#### What you have to do:
Transcribe each line of the material as it is, and drop any picture.
>> start Working data
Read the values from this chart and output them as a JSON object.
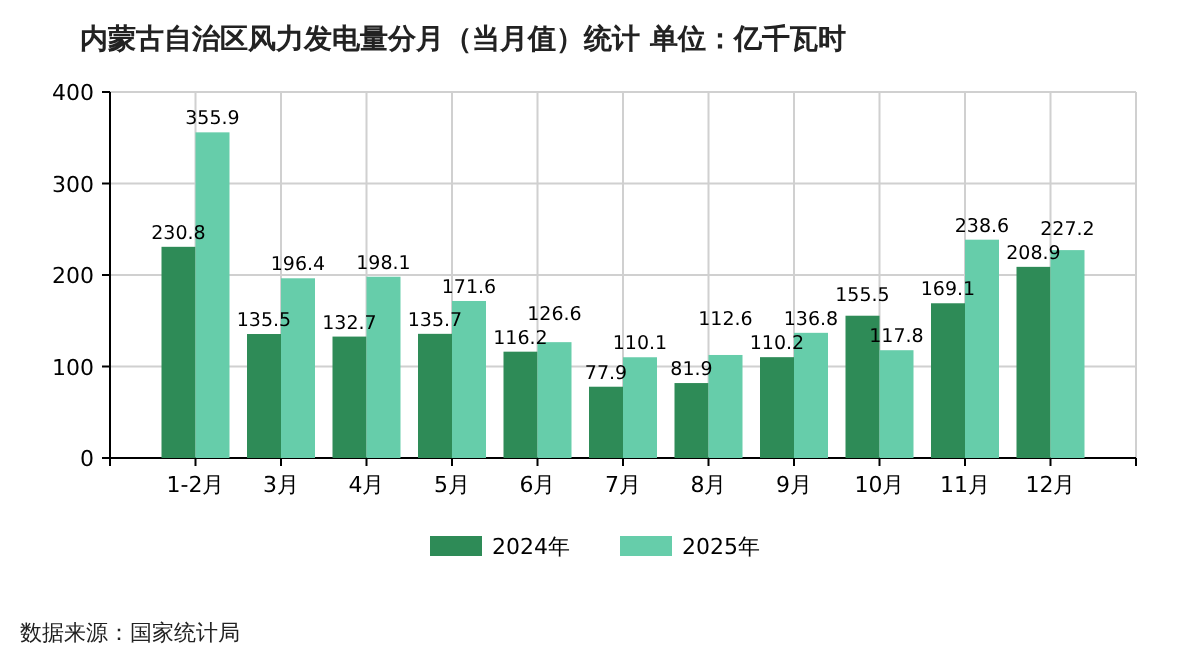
{
  "chart_data": {
    "type": "bar",
    "title": "内蒙古自治区风力发电量分月（当月值）统计  单位：亿千瓦时",
    "categories": [
      "1-2月",
      "3月",
      "4月",
      "5月",
      "6月",
      "7月",
      "8月",
      "9月",
      "10月",
      "11月",
      "12月"
    ],
    "series": [
      {
        "name": "2024年",
        "color": "#2e8b57",
        "values": [
          230.8,
          135.5,
          132.7,
          135.7,
          116.2,
          77.9,
          81.9,
          110.2,
          155.5,
          169.1,
          208.9
        ]
      },
      {
        "name": "2025年",
        "color": "#66cdaa",
        "values": [
          355.9,
          196.4,
          198.1,
          171.6,
          126.6,
          110.1,
          112.6,
          136.8,
          117.8,
          238.6,
          227.2
        ]
      }
    ],
    "ylim": [
      0,
      400
    ],
    "yticks": [
      0,
      100,
      200,
      300,
      400
    ],
    "grid": true,
    "legend": "bottom",
    "data_labels": true,
    "annotations": [
      "数据来源：国家统计局"
    ]
  }
}
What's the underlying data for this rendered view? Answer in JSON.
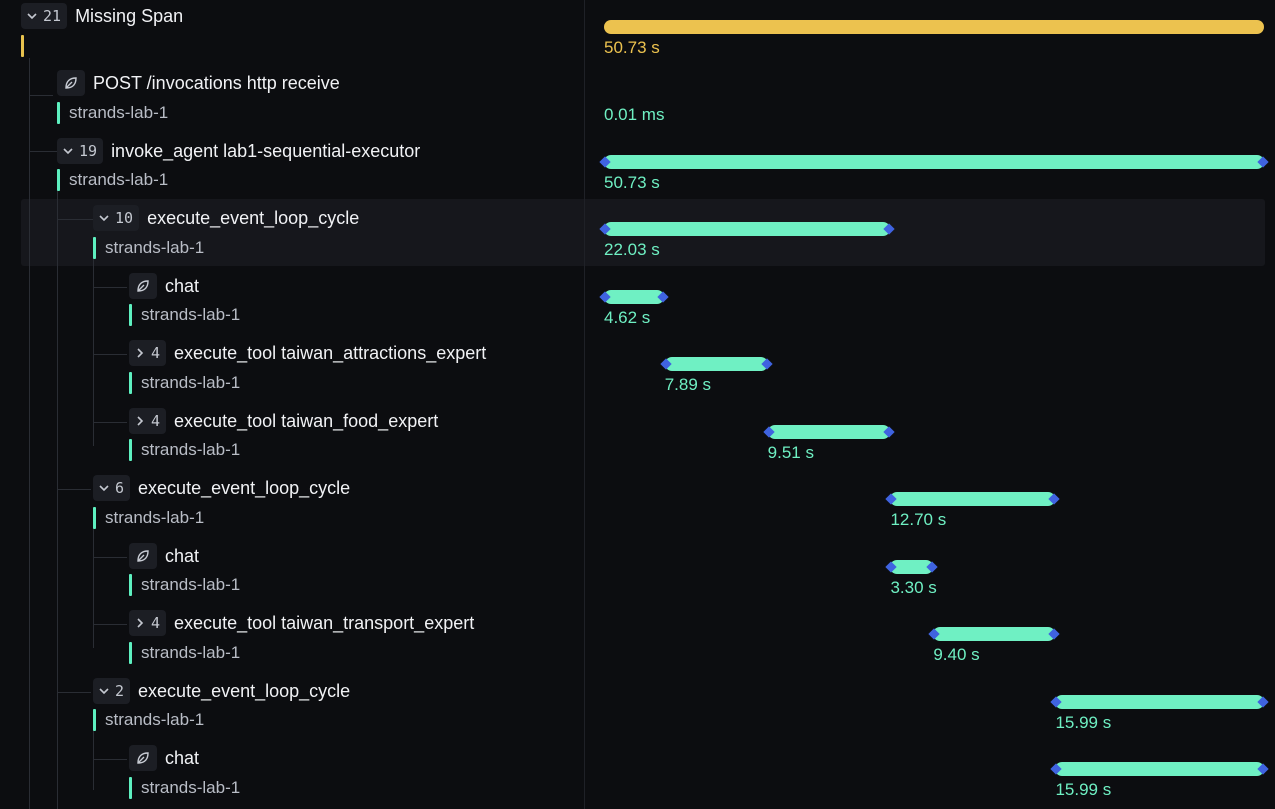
{
  "colors": {
    "background": "#0c0d10",
    "accent_root": "#ecc24f",
    "accent_span": "#6ff0c3",
    "endpoint_marker": "#3f63e0",
    "row_highlight": "#16171c"
  },
  "spans": [
    {
      "expanded": true,
      "count": "21",
      "label": "Missing Span",
      "service": "",
      "duration": "50.73 s",
      "icon": "chevron-down-icon",
      "start": 0.0,
      "end": 1.0
    },
    {
      "expanded": null,
      "count": "",
      "label": "POST /invocations http receive",
      "service": "strands-lab-1",
      "duration": "0.01 ms",
      "icon": "leaf-icon",
      "start": 0.0,
      "end": 0.0
    },
    {
      "expanded": true,
      "count": "19",
      "label": "invoke_agent lab1-sequential-executor",
      "service": "strands-lab-1",
      "duration": "50.73 s",
      "icon": "chevron-down-icon",
      "start": 0.0,
      "end": 1.0
    },
    {
      "expanded": true,
      "count": "10",
      "label": "execute_event_loop_cycle",
      "service": "strands-lab-1",
      "duration": "22.03 s",
      "icon": "chevron-down-icon",
      "start": 0.0,
      "end": 0.434
    },
    {
      "expanded": null,
      "count": "",
      "label": "chat",
      "service": "strands-lab-1",
      "duration": "4.62 s",
      "icon": "leaf-icon",
      "start": 0.0,
      "end": 0.091
    },
    {
      "expanded": false,
      "count": "4",
      "label": "execute_tool taiwan_attractions_expert",
      "service": "strands-lab-1",
      "duration": "7.89 s",
      "icon": "chevron-right-icon",
      "start": 0.092,
      "end": 0.248
    },
    {
      "expanded": false,
      "count": "4",
      "label": "execute_tool taiwan_food_expert",
      "service": "strands-lab-1",
      "duration": "9.51 s",
      "icon": "chevron-right-icon",
      "start": 0.248,
      "end": 0.434
    },
    {
      "expanded": true,
      "count": "6",
      "label": "execute_event_loop_cycle",
      "service": "strands-lab-1",
      "duration": "12.70 s",
      "icon": "chevron-down-icon",
      "start": 0.434,
      "end": 0.684
    },
    {
      "expanded": null,
      "count": "",
      "label": "chat",
      "service": "strands-lab-1",
      "duration": "3.30 s",
      "icon": "leaf-icon",
      "start": 0.434,
      "end": 0.499
    },
    {
      "expanded": false,
      "count": "4",
      "label": "execute_tool taiwan_transport_expert",
      "service": "strands-lab-1",
      "duration": "9.40 s",
      "icon": "chevron-right-icon",
      "start": 0.499,
      "end": 0.684
    },
    {
      "expanded": true,
      "count": "2",
      "label": "execute_event_loop_cycle",
      "service": "strands-lab-1",
      "duration": "15.99 s",
      "icon": "chevron-down-icon",
      "start": 0.684,
      "end": 1.0
    },
    {
      "expanded": null,
      "count": "",
      "label": "chat",
      "service": "strands-lab-1",
      "duration": "15.99 s",
      "icon": "leaf-icon",
      "start": 0.684,
      "end": 1.0
    }
  ]
}
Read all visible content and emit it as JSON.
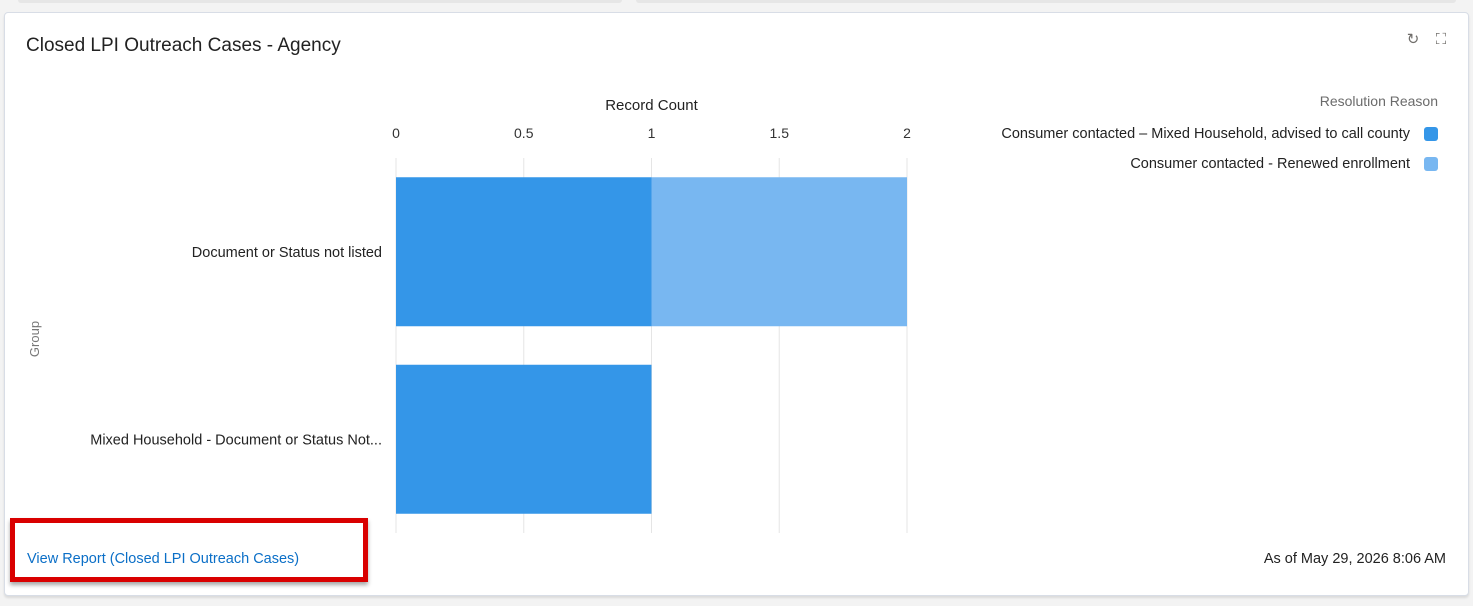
{
  "card": {
    "title": "Closed LPI Outreach Cases - Agency",
    "refresh_icon": "refresh-icon",
    "expand_icon": "expand-icon",
    "footer_link": "View Report (Closed LPI Outreach Cases)",
    "timestamp": "As of May 29, 2026 8:06 AM"
  },
  "legend": {
    "title": "Resolution Reason",
    "items": [
      {
        "label": "Consumer contacted – Mixed Household, advised to call county",
        "color": "#3496e8"
      },
      {
        "label": "Consumer contacted - Renewed enrollment",
        "color": "#78b7f1"
      }
    ]
  },
  "chart_data": {
    "type": "bar",
    "orientation": "horizontal",
    "stacked": true,
    "xlabel": "Record Count",
    "ylabel": "Group",
    "xlim": [
      0,
      2
    ],
    "x_ticks": [
      "0",
      "0.5",
      "1",
      "1.5",
      "2"
    ],
    "x_tick_values": [
      0,
      0.5,
      1,
      1.5,
      2
    ],
    "categories": [
      "Document or Status not listed",
      "Mixed Household - Document or Status Not..."
    ],
    "series": [
      {
        "name": "Consumer contacted – Mixed Household, advised to call county",
        "values": [
          1,
          1
        ],
        "color": "#3496e8"
      },
      {
        "name": "Consumer contacted - Renewed enrollment",
        "values": [
          1,
          0
        ],
        "color": "#78b7f1"
      }
    ],
    "grid": true,
    "legend_position": "top-right"
  }
}
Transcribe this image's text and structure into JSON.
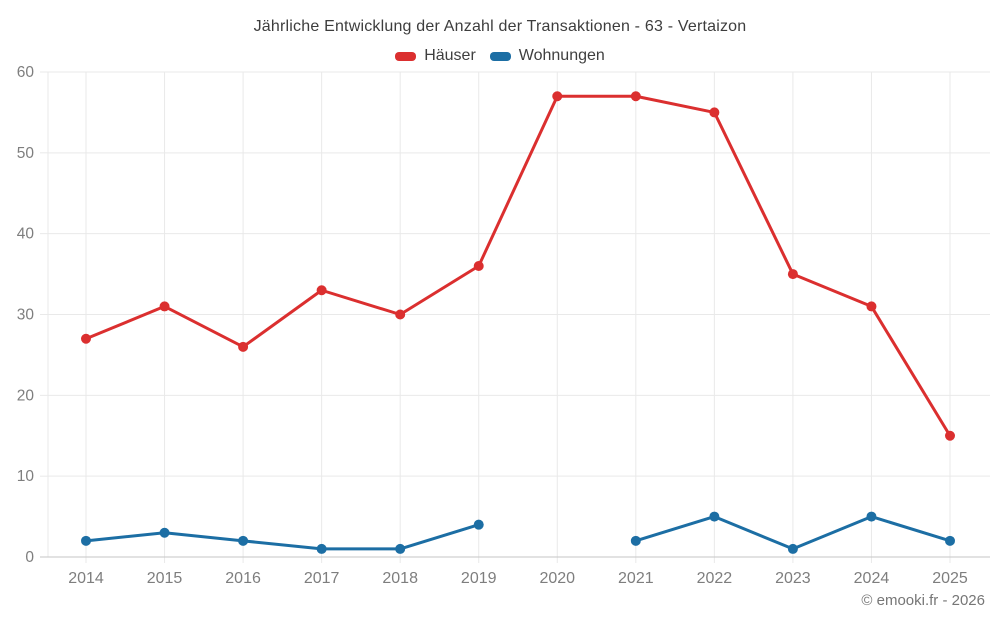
{
  "header": {
    "title": "Jährliche Entwicklung der Anzahl der Transaktionen - 63 - Vertaizon"
  },
  "legend": {
    "items": [
      {
        "label": "Häuser",
        "color": "#db2f2f"
      },
      {
        "label": "Wohnungen",
        "color": "#1c6ea4"
      }
    ]
  },
  "chart_data": {
    "type": "line",
    "title": "Jährliche Entwicklung der Anzahl der Transaktionen - 63 - Vertaizon",
    "x": [
      "2014",
      "2015",
      "2016",
      "2017",
      "2018",
      "2019",
      "2020",
      "2021",
      "2022",
      "2023",
      "2024",
      "2025"
    ],
    "series": [
      {
        "name": "Häuser",
        "color": "#db2f2f",
        "values": [
          27,
          31,
          26,
          33,
          30,
          36,
          57,
          57,
          55,
          35,
          31,
          15
        ]
      },
      {
        "name": "Wohnungen",
        "color": "#1c6ea4",
        "values": [
          2,
          3,
          2,
          1,
          1,
          4,
          null,
          2,
          5,
          1,
          5,
          2
        ]
      }
    ],
    "ylim": [
      0,
      60
    ],
    "yticks": [
      0,
      10,
      20,
      30,
      40,
      50,
      60
    ],
    "grid": true,
    "legend_position": "top",
    "xlabel": "",
    "ylabel": ""
  },
  "footer": {
    "credit": "© emooki.fr - 2026"
  },
  "style": {
    "grid_color": "#e9e9e9",
    "axis_color": "#c6c6c6",
    "tick_text_color": "#7e7e7e",
    "point_radius": 5,
    "line_width": 3
  }
}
>> end Working data
#### Written reply:
Read the values from this chart and output them as a JSON object.
{
  "chart_data": {
    "type": "bar",
    "title": "内蒙古自治区风力发电量分月（当月值）统计  单位：亿千瓦时",
    "categories": [
      "1-2月",
      "3月",
      "4月",
      "5月",
      "6月",
      "7月",
      "8月",
      "9月",
      "10月",
      "11月",
      "12月"
    ],
    "series": [
      {
        "name": "2024年",
        "color": "#2e8b57",
        "values": [
          230.8,
          135.5,
          132.7,
          135.7,
          116.2,
          77.9,
          81.9,
          110.2,
          155.5,
          169.1,
          208.9
        ]
      },
      {
        "name": "2025年",
        "color": "#66cdaa",
        "values": [
          355.9,
          196.4,
          198.1,
          171.6,
          126.6,
          110.1,
          112.6,
          136.8,
          117.8,
          238.6,
          227.2
        ]
      }
    ],
    "ylim": [
      0,
      400
    ],
    "yticks": [
      0,
      100,
      200,
      300,
      400
    ],
    "grid": true,
    "legend": "bottom",
    "data_labels": true,
    "annotations": [
      "数据来源：国家统计局"
    ]
  }
}
What's the underlying data for this rendered view? Answer in JSON.
{
  "colors": {
    "background": "#0c0d10",
    "accent_root": "#ecc24f",
    "accent_span": "#6ff0c3",
    "endpoint_marker": "#3f63e0",
    "row_highlight": "#16171c"
  },
  "spans": [
    {
      "expanded": true,
      "count": "21",
      "label": "Missing Span",
      "service": "",
      "duration": "50.73 s",
      "icon": "chevron-down-icon",
      "start": 0.0,
      "end": 1.0
    },
    {
      "expanded": null,
      "count": "",
      "label": "POST /invocations http receive",
      "service": "strands-lab-1",
      "duration": "0.01 ms",
      "icon": "leaf-icon",
      "start": 0.0,
      "end": 0.0
    },
    {
      "expanded": true,
      "count": "19",
      "label": "invoke_agent lab1-sequential-executor",
      "service": "strands-lab-1",
      "duration": "50.73 s",
      "icon": "chevron-down-icon",
      "start": 0.0,
      "end": 1.0
    },
    {
      "expanded": true,
      "count": "10",
      "label": "execute_event_loop_cycle",
      "service": "strands-lab-1",
      "duration": "22.03 s",
      "icon": "chevron-down-icon",
      "start": 0.0,
      "end": 0.434
    },
    {
      "expanded": null,
      "count": "",
      "label": "chat",
      "service": "strands-lab-1",
      "duration": "4.62 s",
      "icon": "leaf-icon",
      "start": 0.0,
      "end": 0.091
    },
    {
      "expanded": false,
      "count": "4",
      "label": "execute_tool taiwan_attractions_expert",
      "service": "strands-lab-1",
      "duration": "7.89 s",
      "icon": "chevron-right-icon",
      "start": 0.092,
      "end": 0.248
    },
    {
      "expanded": false,
      "count": "4",
      "label": "execute_tool taiwan_food_expert",
      "service": "strands-lab-1",
      "duration": "9.51 s",
      "icon": "chevron-right-icon",
      "start": 0.248,
      "end": 0.434
    },
    {
      "expanded": true,
      "count": "6",
      "label": "execute_event_loop_cycle",
      "service": "strands-lab-1",
      "duration": "12.70 s",
      "icon": "chevron-down-icon",
      "start": 0.434,
      "end": 0.684
    },
    {
      "expanded": null,
      "count": "",
      "label": "chat",
      "service": "strands-lab-1",
      "duration": "3.30 s",
      "icon": "leaf-icon",
      "start": 0.434,
      "end": 0.499
    },
    {
      "expanded": false,
      "count": "4",
      "label": "execute_tool taiwan_transport_expert",
      "service": "strands-lab-1",
      "duration": "9.40 s",
      "icon": "chevron-right-icon",
      "start": 0.499,
      "end": 0.684
    },
    {
      "expanded": true,
      "count": "2",
      "label": "execute_event_loop_cycle",
      "service": "strands-lab-1",
      "duration": "15.99 s",
      "icon": "chevron-down-icon",
      "start": 0.684,
      "end": 1.0
    },
    {
      "expanded": null,
      "count": "",
      "label": "chat",
      "service": "strands-lab-1",
      "duration": "15.99 s",
      "icon": "leaf-icon",
      "start": 0.684,
      "end": 1.0
    }
  ]
}
Read all visible content and emit it as JSON.
{
  "card": {
    "title": "Closed LPI Outreach Cases - Agency",
    "refresh_icon": "refresh-icon",
    "expand_icon": "expand-icon",
    "footer_link": "View Report (Closed LPI Outreach Cases)",
    "timestamp": "As of May 29, 2026 8:06 AM"
  },
  "legend": {
    "title": "Resolution Reason",
    "items": [
      {
        "label": "Consumer contacted – Mixed Household, advised to call county",
        "color": "#3496e8"
      },
      {
        "label": "Consumer contacted - Renewed enrollment",
        "color": "#78b7f1"
      }
    ]
  },
  "chart_data": {
    "type": "bar",
    "orientation": "horizontal",
    "stacked": true,
    "xlabel": "Record Count",
    "ylabel": "Group",
    "xlim": [
      0,
      2
    ],
    "x_ticks": [
      "0",
      "0.5",
      "1",
      "1.5",
      "2"
    ],
    "x_tick_values": [
      0,
      0.5,
      1,
      1.5,
      2
    ],
    "categories": [
      "Document or Status not listed",
      "Mixed Household - Document or Status Not..."
    ],
    "series": [
      {
        "name": "Consumer contacted – Mixed Household, advised to call county",
        "values": [
          1,
          1
        ],
        "color": "#3496e8"
      },
      {
        "name": "Consumer contacted - Renewed enrollment",
        "values": [
          1,
          0
        ],
        "color": "#78b7f1"
      }
    ],
    "grid": true,
    "legend_position": "top-right"
  }
}
Transcribe this image's text and structure into JSON.
{
  "header": {
    "title": "Jährliche Entwicklung der Anzahl der Transaktionen - 63 - Vertaizon"
  },
  "legend": {
    "items": [
      {
        "label": "Häuser",
        "color": "#db2f2f"
      },
      {
        "label": "Wohnungen",
        "color": "#1c6ea4"
      }
    ]
  },
  "chart_data": {
    "type": "line",
    "title": "Jährliche Entwicklung der Anzahl der Transaktionen - 63 - Vertaizon",
    "x": [
      "2014",
      "2015",
      "2016",
      "2017",
      "2018",
      "2019",
      "2020",
      "2021",
      "2022",
      "2023",
      "2024",
      "2025"
    ],
    "series": [
      {
        "name": "Häuser",
        "color": "#db2f2f",
        "values": [
          27,
          31,
          26,
          33,
          30,
          36,
          57,
          57,
          55,
          35,
          31,
          15
        ]
      },
      {
        "name": "Wohnungen",
        "color": "#1c6ea4",
        "values": [
          2,
          3,
          2,
          1,
          1,
          4,
          null,
          2,
          5,
          1,
          5,
          2
        ]
      }
    ],
    "ylim": [
      0,
      60
    ],
    "yticks": [
      0,
      10,
      20,
      30,
      40,
      50,
      60
    ],
    "grid": true,
    "legend_position": "top",
    "xlabel": "",
    "ylabel": ""
  },
  "footer": {
    "credit": "© emooki.fr - 2026"
  },
  "style": {
    "grid_color": "#e9e9e9",
    "axis_color": "#c6c6c6",
    "tick_text_color": "#7e7e7e",
    "point_radius": 5,
    "line_width": 3
  }
}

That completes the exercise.